* _Task to complete_
Among the lines of this listing, determine how many contain the string "ylabel". Answer with the number only.

* _Provided data_
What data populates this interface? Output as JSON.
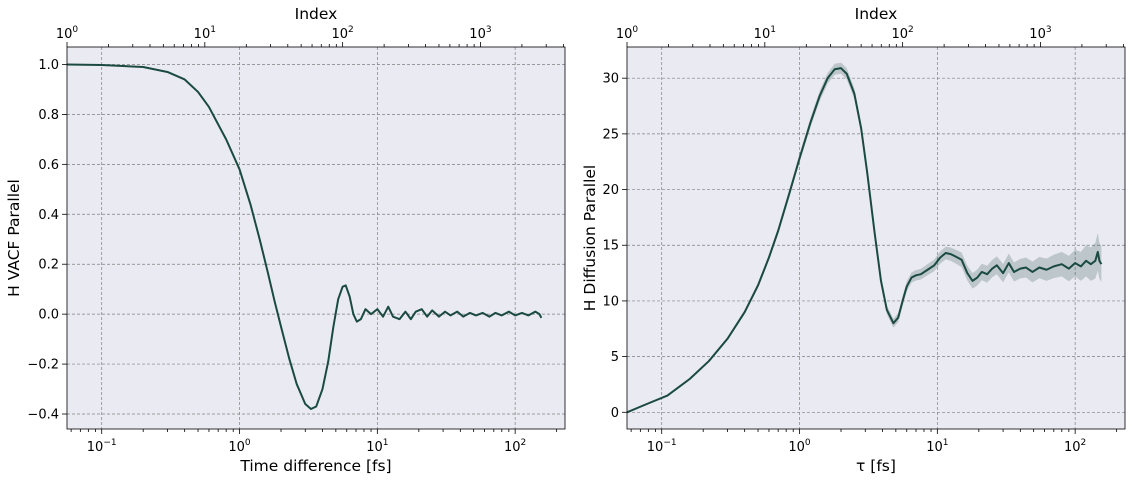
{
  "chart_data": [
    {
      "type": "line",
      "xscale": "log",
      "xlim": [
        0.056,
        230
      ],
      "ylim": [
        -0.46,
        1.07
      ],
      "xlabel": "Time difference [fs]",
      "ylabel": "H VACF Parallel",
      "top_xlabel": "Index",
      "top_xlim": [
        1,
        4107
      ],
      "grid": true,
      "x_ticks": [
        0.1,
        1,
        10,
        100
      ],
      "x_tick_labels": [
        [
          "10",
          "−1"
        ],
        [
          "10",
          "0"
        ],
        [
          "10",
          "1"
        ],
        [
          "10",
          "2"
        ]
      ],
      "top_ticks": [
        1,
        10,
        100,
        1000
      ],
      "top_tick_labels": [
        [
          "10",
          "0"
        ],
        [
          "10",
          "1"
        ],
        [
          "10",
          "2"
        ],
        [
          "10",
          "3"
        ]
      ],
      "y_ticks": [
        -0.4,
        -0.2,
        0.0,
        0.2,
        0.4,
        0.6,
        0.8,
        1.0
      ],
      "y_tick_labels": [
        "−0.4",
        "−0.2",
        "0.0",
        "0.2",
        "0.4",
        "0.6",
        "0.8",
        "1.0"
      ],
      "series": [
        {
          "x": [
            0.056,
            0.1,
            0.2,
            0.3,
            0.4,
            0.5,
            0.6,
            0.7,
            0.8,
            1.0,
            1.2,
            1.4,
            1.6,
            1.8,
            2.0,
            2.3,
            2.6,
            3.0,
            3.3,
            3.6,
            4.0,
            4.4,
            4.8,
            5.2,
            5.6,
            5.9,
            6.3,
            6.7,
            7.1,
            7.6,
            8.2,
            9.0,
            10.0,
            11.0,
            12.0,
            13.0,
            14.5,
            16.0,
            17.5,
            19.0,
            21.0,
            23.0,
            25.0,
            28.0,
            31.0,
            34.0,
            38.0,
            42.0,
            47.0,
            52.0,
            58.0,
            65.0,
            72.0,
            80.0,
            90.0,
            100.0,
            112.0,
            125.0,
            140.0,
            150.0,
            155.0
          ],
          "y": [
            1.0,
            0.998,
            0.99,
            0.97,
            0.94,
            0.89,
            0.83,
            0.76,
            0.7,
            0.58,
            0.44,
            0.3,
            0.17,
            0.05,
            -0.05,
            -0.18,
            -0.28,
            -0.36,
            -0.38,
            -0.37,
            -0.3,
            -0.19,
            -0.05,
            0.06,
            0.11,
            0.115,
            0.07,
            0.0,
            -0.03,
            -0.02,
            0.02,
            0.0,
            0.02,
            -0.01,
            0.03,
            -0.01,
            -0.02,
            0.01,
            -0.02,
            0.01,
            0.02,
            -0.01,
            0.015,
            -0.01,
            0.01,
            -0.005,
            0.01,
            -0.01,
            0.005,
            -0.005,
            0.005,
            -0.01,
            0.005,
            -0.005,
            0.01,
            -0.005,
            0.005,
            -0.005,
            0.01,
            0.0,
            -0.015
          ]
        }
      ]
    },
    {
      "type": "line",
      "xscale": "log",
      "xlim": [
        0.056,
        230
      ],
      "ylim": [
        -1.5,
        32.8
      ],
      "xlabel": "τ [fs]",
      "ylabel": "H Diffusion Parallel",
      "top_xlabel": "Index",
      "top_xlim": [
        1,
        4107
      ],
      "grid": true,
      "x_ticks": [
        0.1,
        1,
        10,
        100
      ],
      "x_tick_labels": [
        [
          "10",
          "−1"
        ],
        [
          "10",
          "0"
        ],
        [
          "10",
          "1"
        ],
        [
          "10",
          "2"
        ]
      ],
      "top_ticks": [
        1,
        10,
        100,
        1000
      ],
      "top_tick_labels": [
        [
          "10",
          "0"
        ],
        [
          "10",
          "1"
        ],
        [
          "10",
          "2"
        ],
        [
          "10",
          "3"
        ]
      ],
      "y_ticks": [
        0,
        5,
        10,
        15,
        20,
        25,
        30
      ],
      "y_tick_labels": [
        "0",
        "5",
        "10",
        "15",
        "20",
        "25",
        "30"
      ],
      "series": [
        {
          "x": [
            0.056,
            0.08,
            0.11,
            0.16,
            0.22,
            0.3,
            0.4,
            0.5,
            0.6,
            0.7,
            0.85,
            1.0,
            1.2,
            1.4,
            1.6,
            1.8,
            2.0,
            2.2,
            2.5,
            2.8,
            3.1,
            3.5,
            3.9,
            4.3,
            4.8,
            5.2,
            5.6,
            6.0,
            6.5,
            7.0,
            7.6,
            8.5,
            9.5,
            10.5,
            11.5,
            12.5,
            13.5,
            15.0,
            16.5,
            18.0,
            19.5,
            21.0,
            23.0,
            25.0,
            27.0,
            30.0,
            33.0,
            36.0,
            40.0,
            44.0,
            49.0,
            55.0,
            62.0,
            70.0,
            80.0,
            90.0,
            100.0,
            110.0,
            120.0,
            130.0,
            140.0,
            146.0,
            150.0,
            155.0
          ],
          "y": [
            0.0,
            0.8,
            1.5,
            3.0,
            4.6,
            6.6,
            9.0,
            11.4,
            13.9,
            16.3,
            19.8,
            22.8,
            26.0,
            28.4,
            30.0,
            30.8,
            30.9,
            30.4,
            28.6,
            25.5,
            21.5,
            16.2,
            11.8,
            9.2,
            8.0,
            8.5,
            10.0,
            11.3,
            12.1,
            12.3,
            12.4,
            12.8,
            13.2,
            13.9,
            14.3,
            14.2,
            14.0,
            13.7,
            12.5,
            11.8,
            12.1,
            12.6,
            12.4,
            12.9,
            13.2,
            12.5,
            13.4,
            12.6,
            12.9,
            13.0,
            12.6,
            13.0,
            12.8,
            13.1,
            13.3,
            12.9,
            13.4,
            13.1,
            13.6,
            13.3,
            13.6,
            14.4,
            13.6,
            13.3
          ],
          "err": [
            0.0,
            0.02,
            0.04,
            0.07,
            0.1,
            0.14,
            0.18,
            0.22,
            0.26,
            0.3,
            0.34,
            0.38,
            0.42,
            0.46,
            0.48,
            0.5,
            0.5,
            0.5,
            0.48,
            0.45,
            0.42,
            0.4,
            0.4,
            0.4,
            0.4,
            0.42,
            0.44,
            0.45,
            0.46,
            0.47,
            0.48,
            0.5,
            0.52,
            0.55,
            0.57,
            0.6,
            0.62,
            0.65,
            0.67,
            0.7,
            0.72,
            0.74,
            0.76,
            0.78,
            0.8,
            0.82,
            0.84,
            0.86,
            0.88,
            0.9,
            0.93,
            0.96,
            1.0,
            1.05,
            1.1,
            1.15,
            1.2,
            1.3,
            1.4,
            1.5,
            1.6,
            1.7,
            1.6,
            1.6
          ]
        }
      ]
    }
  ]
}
...
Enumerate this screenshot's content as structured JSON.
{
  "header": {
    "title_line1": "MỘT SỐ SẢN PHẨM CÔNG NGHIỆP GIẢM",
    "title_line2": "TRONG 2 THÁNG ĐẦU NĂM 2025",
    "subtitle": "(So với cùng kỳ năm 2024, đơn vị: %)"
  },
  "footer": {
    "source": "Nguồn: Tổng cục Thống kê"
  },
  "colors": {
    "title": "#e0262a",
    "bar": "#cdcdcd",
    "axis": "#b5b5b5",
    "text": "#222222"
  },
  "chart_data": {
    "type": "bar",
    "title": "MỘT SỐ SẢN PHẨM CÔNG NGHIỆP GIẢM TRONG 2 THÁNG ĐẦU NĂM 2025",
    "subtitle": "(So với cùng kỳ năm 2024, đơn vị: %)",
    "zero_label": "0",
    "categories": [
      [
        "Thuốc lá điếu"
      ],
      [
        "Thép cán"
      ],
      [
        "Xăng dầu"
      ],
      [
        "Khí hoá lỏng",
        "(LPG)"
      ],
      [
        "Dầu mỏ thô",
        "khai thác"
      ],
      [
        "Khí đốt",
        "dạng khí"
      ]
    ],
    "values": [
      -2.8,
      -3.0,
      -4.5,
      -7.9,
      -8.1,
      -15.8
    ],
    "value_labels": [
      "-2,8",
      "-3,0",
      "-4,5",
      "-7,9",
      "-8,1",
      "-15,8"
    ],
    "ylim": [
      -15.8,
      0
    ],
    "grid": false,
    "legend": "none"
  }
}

* _In response_
2